Dataset items:
------------------------------

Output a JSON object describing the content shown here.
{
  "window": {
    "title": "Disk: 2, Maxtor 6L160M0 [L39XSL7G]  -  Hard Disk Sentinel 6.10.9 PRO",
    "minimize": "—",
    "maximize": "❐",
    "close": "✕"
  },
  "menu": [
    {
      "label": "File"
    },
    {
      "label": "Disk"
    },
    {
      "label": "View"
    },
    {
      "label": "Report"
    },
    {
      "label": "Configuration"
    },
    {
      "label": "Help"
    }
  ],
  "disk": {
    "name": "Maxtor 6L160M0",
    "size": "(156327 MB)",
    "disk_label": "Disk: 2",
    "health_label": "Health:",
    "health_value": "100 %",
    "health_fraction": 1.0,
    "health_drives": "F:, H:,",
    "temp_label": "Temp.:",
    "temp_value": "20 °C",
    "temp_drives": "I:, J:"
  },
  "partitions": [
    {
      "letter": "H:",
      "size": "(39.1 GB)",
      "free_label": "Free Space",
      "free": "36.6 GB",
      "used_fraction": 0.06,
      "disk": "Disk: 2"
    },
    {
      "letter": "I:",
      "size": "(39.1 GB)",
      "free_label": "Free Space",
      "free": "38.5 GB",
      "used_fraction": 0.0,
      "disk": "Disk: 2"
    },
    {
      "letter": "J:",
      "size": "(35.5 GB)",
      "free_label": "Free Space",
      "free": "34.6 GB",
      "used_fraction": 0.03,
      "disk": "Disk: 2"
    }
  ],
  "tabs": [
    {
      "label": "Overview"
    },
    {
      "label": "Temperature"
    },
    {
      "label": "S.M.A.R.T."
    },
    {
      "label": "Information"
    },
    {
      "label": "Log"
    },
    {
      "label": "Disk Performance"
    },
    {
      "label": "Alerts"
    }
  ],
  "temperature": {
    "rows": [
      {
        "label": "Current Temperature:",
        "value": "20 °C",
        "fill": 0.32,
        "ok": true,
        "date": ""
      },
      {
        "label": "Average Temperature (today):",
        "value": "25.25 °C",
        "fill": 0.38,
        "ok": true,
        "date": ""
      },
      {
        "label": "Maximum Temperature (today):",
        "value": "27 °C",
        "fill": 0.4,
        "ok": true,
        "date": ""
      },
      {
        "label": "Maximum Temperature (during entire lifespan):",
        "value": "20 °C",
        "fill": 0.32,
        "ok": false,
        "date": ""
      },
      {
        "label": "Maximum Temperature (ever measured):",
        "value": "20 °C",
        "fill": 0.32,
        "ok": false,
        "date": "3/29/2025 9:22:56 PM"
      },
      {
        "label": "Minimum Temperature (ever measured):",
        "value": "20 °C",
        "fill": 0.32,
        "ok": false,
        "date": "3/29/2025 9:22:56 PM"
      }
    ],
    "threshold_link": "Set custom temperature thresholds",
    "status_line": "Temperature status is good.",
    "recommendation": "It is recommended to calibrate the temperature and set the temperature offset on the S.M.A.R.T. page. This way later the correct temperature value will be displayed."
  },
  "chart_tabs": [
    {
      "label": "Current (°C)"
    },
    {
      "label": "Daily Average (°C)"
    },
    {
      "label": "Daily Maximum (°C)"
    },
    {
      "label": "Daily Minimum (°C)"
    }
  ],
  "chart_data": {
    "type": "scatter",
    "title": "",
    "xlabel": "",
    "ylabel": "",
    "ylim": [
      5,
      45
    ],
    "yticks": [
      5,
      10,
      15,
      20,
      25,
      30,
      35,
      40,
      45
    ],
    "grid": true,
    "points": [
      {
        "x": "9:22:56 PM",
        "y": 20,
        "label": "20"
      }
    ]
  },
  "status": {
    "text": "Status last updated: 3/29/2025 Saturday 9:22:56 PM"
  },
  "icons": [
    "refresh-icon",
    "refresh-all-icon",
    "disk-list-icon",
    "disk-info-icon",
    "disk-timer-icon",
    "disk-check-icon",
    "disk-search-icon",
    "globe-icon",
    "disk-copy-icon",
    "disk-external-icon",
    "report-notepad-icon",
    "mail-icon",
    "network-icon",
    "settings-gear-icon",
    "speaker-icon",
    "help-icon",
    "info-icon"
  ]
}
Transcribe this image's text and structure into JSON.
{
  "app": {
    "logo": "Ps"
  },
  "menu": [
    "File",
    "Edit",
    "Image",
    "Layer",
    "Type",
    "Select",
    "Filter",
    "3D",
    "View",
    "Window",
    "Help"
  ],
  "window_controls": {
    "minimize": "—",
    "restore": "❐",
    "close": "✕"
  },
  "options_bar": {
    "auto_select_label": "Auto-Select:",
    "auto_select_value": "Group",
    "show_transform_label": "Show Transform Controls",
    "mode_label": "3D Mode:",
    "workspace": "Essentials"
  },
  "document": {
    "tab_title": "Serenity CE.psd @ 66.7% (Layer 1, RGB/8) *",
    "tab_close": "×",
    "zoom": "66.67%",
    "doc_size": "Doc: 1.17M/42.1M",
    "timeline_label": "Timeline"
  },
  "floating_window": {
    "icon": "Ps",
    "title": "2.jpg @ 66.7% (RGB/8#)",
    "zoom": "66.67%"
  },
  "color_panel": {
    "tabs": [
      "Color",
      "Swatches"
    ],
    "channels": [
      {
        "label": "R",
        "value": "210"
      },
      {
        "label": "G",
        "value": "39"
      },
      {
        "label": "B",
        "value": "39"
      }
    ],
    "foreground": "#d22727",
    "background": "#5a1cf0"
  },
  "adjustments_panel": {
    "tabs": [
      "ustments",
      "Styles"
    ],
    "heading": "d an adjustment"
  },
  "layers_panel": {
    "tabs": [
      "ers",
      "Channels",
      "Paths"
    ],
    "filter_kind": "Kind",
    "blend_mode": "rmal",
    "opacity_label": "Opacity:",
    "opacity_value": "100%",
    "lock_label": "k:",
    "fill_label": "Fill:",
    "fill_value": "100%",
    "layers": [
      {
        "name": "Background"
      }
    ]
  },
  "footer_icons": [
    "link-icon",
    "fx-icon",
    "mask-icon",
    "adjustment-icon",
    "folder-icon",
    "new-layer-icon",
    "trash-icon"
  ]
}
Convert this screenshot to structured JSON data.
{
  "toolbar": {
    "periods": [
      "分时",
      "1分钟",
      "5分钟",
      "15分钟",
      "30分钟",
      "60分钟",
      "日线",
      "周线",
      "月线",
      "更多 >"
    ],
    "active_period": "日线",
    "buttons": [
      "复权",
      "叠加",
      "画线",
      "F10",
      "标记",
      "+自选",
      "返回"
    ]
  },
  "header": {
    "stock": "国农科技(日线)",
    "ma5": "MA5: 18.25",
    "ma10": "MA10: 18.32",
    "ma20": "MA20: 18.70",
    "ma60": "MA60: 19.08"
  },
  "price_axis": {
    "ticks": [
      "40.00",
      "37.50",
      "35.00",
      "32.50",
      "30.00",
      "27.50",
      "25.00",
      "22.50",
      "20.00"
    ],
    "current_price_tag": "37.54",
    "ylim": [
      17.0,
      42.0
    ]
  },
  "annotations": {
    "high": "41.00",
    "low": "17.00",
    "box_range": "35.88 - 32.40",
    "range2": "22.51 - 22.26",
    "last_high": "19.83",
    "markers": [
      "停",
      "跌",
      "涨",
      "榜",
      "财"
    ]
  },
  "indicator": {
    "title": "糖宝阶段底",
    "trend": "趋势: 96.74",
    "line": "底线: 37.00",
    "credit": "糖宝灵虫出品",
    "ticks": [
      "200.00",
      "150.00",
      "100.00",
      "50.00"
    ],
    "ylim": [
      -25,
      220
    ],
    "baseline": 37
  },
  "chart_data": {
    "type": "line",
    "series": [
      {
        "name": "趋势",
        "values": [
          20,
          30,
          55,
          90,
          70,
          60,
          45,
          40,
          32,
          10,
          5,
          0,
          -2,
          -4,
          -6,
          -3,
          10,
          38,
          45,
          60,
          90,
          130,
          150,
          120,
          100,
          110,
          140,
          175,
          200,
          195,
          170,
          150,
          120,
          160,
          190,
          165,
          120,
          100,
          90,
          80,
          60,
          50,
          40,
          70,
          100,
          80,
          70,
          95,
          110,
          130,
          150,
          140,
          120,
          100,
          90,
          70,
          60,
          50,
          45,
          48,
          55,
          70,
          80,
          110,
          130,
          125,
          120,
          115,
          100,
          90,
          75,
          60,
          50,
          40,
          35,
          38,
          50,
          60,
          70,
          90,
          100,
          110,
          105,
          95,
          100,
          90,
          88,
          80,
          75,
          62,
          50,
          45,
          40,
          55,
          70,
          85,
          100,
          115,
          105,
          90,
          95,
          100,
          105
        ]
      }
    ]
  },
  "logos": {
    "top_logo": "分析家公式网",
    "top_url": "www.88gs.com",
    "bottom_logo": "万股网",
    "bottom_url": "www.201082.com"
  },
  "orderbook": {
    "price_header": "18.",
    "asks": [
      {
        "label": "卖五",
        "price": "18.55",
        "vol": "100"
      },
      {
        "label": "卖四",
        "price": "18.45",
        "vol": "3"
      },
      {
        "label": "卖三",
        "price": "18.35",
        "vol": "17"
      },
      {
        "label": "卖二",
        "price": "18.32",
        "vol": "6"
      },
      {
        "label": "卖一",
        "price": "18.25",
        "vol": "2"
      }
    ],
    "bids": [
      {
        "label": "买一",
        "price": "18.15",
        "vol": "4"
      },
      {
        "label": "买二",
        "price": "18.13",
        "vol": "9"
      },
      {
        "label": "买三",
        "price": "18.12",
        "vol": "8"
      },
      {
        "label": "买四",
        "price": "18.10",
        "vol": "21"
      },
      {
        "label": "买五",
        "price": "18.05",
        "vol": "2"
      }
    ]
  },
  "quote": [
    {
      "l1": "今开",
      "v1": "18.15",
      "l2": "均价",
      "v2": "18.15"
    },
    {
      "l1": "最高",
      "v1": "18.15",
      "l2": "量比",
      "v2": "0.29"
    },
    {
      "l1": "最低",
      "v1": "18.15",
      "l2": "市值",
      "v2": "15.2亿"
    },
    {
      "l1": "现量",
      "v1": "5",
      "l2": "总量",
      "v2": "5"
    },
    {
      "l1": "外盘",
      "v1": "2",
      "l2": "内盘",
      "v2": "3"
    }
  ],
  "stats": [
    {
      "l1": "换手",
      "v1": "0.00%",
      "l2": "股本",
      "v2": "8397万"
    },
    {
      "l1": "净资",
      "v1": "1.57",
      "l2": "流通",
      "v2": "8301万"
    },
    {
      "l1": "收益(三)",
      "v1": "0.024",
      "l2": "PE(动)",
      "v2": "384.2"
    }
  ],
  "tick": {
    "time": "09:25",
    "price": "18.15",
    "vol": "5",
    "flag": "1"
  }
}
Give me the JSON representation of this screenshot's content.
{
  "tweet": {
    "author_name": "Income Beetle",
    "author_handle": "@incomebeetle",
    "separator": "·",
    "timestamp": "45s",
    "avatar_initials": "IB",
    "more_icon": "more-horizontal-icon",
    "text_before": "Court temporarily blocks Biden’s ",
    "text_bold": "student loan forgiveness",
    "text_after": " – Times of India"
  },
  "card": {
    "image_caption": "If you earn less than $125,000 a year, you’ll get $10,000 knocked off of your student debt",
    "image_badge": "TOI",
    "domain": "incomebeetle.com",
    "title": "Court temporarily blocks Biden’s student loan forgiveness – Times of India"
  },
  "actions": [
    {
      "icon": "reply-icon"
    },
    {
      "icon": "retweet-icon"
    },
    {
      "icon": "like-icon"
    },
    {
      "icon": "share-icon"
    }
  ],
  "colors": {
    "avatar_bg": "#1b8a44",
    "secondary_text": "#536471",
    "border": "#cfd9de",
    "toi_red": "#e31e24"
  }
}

------------------------------

**Task brief:** Determine the number of lines in these entries that contain the word "Average", and write only that number.

**Answer to this exercise:** 2